给定文本 –

• 中国计算机学会会刊
  • 中国科技核心期刊
  • 中文核心期刊

计算机工程与科学

• 人工智能与数据挖掘 • 上一篇    下一篇

基于知网的个人微博语义相关度的聚类研究

高永兵1,宋添树1,2,李江宇1,马占飞3   

  1. (1.内蒙古科技大学信息工程学院,内蒙古 包头 014010;2.桂林航天工业学院计算机科学与工程学院,广西 桂林 541004;
    3.包头师范学院计算机系,内蒙古 包头 014030)
     
  • 收稿日期:2018-03-06 修回日期:2018-10-17 出版日期:2019-06-25
  • 基金资助:

    国家自然科学基金(61762071);内蒙古自治区自然科学基金(2015MS0621)

Individual microblog clustering by
semantic correlation based on HowNet

GAO Yongbing1,SONG Tianshu1,2,LI Jiangyu1,MA Zhanfei3   

  1. (1.School of Information Engineering,Inner Mongolia University of Science and Technology,Baotou 014010;
    2.School of Computer Science and Engineering,Guilin University of Aerospace Technology,Guilin 541004;
    3.Department of Computer,Baotou Teachers’ College,Baotou 014030,China)

     
  • Received:2018-03-06 Revised:2018-10-17 Online:2019-06-25

摘要:

聚类相关度大的个人微博有助于快速了解博主的专业兴趣和经历,目前的短文本聚类方法缺乏对于语义和句子相关度的充分考虑,提出了一种基于知网的个人微博语义相关度的聚类方法。其要点如下:(1)利用Skipgram训练大量微博文本生成词汇向量;(2)根据词汇义原进行句内词汇消除歧义;(3)分别计算个人微博之间词汇和句子的相似度并将其综合得到博文相关度;(4)根据博文相关度进行个人微博的聚类。实验表明,相较于层次聚类法、密度聚类法,本文算法的准确度有明显提高。

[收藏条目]
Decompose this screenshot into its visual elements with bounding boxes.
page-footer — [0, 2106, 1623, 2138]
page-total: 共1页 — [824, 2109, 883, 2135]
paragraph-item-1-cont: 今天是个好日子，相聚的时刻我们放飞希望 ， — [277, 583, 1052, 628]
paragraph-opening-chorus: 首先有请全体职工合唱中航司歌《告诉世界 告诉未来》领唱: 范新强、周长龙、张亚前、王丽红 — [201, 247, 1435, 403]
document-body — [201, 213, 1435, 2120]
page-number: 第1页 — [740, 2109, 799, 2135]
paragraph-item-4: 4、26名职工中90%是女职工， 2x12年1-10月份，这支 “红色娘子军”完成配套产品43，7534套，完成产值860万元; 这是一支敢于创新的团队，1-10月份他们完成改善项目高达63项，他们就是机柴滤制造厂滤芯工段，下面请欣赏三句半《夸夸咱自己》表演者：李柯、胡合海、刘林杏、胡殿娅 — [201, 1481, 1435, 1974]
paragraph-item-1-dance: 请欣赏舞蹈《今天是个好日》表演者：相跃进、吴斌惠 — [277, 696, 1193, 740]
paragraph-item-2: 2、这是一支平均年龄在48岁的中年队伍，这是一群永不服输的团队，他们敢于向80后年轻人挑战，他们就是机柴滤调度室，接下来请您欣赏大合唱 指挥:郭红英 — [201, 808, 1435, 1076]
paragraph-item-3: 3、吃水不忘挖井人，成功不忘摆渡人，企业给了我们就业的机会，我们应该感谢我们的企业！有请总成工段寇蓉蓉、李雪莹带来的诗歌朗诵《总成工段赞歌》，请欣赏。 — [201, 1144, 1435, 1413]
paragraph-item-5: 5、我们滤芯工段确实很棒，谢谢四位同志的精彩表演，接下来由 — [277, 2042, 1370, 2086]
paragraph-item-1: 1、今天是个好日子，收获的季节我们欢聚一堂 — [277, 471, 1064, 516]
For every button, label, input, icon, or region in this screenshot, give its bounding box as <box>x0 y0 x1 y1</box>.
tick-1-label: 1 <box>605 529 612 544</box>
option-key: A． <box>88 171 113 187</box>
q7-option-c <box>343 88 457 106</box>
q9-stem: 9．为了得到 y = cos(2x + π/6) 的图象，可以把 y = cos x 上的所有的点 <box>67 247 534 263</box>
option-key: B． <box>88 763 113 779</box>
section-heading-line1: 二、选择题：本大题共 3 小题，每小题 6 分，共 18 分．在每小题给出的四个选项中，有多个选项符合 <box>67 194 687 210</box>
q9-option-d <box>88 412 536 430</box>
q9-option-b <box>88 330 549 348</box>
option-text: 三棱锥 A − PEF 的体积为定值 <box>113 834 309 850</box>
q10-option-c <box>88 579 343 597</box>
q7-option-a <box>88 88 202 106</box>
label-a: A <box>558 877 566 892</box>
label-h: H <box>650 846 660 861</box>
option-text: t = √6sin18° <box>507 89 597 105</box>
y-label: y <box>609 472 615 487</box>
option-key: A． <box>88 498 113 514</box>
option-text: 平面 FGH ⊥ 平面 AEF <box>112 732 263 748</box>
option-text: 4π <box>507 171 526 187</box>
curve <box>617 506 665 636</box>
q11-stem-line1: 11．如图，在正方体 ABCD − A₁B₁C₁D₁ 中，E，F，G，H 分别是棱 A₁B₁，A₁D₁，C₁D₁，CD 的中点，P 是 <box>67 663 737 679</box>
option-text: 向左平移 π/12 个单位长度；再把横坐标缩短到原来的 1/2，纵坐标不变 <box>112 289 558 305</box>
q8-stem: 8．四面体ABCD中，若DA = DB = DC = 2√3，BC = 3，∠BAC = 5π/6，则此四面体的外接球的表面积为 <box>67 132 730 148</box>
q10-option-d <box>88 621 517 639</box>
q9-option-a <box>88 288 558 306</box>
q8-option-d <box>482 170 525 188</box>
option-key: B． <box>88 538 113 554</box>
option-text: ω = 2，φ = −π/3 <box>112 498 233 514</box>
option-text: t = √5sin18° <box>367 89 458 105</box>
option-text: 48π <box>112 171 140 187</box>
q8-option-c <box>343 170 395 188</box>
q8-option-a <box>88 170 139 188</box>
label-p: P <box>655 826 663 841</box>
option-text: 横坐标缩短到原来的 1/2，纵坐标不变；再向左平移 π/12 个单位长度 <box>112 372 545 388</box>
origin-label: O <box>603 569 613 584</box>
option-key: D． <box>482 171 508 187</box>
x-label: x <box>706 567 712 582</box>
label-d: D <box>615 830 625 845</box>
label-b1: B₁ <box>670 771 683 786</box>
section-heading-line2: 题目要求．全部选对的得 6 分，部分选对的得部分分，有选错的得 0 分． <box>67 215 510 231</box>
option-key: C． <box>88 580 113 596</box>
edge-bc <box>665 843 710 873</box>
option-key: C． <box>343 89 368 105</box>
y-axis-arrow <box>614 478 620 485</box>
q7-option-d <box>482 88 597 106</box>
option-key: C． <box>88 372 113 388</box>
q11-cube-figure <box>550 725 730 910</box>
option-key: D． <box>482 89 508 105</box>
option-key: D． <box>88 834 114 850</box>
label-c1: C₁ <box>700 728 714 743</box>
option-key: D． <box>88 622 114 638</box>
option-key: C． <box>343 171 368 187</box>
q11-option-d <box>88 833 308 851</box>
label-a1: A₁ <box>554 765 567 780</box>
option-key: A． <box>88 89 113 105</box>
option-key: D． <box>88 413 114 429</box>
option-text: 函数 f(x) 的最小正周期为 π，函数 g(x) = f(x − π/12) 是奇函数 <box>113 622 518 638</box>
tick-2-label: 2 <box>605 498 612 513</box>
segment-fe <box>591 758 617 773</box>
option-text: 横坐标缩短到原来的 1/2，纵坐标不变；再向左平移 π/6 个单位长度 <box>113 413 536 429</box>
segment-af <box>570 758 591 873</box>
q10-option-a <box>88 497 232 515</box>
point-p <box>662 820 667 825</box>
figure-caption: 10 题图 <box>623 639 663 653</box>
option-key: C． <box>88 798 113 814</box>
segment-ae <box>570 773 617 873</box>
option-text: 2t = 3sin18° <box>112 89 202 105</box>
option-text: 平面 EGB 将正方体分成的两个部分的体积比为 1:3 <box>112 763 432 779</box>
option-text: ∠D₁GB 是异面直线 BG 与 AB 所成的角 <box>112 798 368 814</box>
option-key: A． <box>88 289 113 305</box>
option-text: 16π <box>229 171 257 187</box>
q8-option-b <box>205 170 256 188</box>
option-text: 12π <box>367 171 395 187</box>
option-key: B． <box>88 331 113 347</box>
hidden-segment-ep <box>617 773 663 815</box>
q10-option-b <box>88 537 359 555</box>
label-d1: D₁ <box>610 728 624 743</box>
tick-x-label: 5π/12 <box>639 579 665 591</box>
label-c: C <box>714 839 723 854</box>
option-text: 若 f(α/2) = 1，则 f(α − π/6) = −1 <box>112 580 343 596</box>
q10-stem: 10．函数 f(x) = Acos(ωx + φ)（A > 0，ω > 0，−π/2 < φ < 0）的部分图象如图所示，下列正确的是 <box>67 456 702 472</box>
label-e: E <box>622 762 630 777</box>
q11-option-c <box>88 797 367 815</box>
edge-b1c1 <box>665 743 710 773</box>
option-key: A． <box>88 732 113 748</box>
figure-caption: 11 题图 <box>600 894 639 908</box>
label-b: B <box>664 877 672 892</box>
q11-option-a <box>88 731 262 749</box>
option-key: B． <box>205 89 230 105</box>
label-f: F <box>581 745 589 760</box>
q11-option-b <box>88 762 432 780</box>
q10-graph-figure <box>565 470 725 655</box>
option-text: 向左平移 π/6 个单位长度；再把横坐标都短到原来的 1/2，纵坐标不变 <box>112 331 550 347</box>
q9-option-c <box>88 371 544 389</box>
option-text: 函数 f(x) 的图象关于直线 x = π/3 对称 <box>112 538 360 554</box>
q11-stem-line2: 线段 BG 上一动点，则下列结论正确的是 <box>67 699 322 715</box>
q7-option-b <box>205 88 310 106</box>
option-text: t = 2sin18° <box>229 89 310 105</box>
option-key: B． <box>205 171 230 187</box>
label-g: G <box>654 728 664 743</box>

待办任务 –
(a) 请列出个人微博聚类这篇文本的摘要中给出的方法要点。
(b) 请接着个人微博聚类这篇文本的末尾往下写。

回答列表 –
(a)
1. 利用Skipgram训练大量微博文本生成词汇向量;
2. 根据词汇义原进行句内词汇消除歧义;
3. 分别计算个人微博之间词汇和句子的相似度,并将其综合得到博文相关度;
4. 根据博文相关度进行个人微博的聚类。

(b)
关键词: 个人微博, 知网, 语义, 聚类, 消歧

Abstract:

Individual microblogs with large clustering correlation enable a quick understanding of  bloggers' professional interests and experiences. Existing short text clustering methods lack sufficient consideration of the correlation between semantics and sentences. We propose a novel individual microblog clustering method according to semantic correlation based on the HowNet. The main steps are as follows: (1) use the skipgram to train a large number of microblog texts to generate word vectors; (2) according to original semantic senses of words to eliminate ambiguity in the sentence; (3) calculate the similarity of words and sentences between microblogs respectively and get the correlation metrics; (4) cluster individual microblogs according to the microblog correlation. Experimental results show that the proposed clustering method outperforms the hierarchical clustering method and density clustering method.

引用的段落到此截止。